** START OF Records shown **

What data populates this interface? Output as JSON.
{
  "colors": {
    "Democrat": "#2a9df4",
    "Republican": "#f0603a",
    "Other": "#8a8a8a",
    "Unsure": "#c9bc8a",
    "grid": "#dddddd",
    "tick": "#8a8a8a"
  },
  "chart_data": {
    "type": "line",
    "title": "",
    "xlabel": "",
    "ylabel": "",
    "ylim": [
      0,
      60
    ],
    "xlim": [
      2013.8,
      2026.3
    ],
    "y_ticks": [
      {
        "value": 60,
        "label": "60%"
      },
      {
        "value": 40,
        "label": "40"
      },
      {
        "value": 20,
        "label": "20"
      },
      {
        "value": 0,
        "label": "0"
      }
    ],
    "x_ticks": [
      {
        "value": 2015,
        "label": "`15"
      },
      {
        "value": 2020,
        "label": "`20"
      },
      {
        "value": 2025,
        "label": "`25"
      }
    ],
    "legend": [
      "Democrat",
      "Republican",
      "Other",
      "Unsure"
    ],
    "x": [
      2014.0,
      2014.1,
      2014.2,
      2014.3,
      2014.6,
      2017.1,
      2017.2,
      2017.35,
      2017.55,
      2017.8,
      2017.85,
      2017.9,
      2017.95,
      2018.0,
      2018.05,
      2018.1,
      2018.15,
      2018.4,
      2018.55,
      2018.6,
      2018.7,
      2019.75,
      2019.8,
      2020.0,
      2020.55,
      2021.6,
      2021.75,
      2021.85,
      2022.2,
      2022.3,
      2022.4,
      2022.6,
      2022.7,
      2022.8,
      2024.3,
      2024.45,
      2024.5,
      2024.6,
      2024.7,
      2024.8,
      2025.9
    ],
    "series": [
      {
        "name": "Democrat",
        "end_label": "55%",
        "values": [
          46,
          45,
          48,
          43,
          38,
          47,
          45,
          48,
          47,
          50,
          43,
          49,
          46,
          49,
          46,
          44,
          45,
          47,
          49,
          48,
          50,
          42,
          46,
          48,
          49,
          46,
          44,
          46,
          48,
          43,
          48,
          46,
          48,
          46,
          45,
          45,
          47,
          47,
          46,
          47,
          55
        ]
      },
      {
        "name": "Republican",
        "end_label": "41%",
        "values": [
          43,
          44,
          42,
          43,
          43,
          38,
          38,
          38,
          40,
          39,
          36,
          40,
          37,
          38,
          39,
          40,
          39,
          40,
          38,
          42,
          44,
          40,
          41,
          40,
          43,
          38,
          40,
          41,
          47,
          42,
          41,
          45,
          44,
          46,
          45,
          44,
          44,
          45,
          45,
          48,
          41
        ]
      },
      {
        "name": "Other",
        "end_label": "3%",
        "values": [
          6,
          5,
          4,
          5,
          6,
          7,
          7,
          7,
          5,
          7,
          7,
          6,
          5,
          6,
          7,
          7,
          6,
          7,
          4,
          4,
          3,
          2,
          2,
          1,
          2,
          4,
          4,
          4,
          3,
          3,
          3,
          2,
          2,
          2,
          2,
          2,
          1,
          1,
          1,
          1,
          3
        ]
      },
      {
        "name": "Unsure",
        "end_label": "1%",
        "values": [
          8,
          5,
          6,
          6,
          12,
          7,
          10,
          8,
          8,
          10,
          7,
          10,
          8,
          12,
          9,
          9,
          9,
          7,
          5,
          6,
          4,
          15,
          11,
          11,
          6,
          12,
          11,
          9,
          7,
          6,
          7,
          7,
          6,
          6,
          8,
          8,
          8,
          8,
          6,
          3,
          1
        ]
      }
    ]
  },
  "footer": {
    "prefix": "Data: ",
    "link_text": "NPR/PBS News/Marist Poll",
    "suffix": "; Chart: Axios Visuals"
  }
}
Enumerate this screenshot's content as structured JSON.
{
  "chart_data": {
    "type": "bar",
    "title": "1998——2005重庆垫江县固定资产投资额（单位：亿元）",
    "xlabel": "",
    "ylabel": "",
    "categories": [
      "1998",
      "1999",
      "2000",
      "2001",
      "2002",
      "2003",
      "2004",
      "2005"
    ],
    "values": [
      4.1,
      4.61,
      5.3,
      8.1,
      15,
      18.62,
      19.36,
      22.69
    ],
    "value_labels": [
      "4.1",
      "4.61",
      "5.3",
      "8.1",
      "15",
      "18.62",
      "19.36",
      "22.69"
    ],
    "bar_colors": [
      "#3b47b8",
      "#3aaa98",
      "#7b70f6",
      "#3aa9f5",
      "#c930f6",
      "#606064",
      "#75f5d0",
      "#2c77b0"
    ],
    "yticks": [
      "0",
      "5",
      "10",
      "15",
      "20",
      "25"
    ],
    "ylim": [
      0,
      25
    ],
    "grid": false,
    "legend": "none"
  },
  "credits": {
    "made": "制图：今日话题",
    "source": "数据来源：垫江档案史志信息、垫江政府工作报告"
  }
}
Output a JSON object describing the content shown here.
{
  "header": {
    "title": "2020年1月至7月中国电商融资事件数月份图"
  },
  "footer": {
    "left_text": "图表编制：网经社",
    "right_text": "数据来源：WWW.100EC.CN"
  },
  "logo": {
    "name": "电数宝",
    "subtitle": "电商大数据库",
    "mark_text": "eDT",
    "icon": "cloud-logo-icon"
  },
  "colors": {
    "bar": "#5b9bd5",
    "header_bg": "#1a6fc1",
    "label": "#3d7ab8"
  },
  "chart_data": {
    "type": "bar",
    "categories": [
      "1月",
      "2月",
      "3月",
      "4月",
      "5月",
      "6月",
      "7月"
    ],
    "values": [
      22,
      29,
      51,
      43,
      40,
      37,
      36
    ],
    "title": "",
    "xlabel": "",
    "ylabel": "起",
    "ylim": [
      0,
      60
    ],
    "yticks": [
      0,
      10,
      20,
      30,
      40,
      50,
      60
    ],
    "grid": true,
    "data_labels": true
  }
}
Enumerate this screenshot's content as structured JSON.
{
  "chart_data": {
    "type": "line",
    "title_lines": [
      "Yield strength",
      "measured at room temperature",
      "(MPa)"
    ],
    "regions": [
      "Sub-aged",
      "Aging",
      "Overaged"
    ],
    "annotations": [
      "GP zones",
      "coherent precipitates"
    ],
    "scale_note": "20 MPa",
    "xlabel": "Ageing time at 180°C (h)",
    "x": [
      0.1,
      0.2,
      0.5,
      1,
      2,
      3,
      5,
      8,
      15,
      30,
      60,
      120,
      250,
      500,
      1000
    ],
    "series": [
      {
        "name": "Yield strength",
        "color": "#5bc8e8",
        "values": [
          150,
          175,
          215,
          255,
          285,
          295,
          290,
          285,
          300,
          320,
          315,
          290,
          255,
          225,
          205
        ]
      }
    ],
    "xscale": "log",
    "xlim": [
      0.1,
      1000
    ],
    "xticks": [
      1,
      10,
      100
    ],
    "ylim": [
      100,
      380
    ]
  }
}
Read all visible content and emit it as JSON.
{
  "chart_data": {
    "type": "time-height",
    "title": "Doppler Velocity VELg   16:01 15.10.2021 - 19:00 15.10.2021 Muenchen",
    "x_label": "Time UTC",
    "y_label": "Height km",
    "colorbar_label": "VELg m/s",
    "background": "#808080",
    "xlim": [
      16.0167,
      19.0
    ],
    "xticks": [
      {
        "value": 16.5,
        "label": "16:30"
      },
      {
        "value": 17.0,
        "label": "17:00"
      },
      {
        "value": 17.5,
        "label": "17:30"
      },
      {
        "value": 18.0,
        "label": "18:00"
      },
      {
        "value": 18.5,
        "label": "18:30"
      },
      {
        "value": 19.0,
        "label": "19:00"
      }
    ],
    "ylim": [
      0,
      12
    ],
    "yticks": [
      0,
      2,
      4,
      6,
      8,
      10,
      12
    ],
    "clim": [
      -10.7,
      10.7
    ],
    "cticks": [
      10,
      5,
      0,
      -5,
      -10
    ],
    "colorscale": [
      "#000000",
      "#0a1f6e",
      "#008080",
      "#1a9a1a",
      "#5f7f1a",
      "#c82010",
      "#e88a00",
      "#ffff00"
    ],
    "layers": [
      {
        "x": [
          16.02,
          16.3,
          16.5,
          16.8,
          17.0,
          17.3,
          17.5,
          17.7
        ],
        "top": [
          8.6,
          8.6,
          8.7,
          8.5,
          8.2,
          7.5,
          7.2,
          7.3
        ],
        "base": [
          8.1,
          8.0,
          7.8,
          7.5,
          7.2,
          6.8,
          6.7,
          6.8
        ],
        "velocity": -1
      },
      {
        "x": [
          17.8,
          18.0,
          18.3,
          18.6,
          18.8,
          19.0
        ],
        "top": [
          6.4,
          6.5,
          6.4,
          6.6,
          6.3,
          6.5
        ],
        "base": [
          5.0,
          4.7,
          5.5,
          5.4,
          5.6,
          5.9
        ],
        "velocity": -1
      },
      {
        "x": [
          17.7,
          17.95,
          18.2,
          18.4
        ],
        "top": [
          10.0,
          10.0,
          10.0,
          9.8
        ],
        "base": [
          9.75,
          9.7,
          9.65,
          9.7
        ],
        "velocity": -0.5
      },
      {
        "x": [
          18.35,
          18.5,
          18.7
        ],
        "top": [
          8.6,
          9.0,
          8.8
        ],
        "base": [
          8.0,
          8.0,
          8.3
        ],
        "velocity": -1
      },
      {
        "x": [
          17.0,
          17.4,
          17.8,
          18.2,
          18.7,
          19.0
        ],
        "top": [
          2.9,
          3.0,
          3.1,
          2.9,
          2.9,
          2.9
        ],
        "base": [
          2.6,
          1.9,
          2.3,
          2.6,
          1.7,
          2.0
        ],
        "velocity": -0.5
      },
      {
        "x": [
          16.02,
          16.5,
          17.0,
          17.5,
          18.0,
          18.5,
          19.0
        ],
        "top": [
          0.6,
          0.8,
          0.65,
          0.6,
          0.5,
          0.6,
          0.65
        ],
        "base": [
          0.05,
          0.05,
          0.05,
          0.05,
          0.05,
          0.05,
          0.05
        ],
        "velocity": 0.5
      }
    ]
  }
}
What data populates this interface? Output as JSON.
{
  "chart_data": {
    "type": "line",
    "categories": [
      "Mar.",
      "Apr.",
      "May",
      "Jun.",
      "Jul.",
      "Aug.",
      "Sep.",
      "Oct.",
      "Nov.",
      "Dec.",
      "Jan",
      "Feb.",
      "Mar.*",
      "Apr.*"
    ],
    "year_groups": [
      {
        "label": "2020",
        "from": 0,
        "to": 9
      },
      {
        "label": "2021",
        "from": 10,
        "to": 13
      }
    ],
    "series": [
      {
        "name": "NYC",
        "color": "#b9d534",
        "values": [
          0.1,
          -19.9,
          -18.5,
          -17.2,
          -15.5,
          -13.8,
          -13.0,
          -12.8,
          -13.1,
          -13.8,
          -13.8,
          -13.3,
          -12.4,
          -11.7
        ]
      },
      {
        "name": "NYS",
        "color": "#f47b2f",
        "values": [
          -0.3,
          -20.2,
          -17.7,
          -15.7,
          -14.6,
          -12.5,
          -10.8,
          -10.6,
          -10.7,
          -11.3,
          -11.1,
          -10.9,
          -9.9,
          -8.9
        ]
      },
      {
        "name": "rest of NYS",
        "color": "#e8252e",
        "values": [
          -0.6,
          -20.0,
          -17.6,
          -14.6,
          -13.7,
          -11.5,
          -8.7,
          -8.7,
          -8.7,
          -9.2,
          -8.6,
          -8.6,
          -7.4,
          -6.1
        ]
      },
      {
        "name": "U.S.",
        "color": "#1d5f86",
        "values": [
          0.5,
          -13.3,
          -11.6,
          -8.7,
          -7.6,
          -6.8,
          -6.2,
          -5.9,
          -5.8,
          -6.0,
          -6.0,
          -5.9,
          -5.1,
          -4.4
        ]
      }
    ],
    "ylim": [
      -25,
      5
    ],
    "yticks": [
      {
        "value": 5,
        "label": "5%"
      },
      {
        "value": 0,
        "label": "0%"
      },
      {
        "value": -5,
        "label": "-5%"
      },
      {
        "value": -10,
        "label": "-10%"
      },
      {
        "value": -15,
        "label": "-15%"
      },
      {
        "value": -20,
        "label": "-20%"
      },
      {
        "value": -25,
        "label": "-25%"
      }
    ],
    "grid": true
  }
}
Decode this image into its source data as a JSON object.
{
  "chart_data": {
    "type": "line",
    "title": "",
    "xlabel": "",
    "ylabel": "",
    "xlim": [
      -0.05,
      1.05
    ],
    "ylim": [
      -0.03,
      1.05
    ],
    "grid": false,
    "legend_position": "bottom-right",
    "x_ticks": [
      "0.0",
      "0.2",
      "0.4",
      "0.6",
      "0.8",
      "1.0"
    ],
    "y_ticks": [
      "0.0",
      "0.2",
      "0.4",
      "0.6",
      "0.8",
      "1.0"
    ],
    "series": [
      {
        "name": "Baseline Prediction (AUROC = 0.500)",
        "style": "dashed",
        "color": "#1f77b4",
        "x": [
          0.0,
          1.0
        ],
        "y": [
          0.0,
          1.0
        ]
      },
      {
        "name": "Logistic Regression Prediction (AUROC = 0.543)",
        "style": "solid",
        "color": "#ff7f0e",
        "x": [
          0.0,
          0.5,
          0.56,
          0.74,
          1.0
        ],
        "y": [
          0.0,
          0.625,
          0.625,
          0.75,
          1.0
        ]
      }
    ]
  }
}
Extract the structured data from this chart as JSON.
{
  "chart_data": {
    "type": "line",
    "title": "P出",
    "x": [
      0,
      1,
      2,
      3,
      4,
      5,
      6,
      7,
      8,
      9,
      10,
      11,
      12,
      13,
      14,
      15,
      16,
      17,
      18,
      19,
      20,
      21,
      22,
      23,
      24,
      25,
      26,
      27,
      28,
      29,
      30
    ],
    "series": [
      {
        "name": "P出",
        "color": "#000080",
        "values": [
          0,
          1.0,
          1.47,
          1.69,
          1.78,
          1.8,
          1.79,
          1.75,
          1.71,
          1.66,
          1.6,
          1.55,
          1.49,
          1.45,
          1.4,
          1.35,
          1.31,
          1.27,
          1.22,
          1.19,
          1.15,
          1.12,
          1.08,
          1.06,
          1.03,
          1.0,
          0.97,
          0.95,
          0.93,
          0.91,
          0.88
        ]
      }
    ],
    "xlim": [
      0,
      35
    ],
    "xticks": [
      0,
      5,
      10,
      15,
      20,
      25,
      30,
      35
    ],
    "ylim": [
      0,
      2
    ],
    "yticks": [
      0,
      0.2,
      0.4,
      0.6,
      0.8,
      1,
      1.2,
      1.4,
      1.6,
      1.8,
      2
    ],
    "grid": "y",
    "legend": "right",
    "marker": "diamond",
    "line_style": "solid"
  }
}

** END OF Records shown **

• **Stated exercise**:
Select from the material above each line in which the string "content" appears, and list those lines.

• **Written solution**:
Enumerate this screenshot's content as structured JSON.
Output a JSON object describing the content shown here.
Enumerate this screenshot's content as structured JSON.
Read all visible content and emit it as JSON.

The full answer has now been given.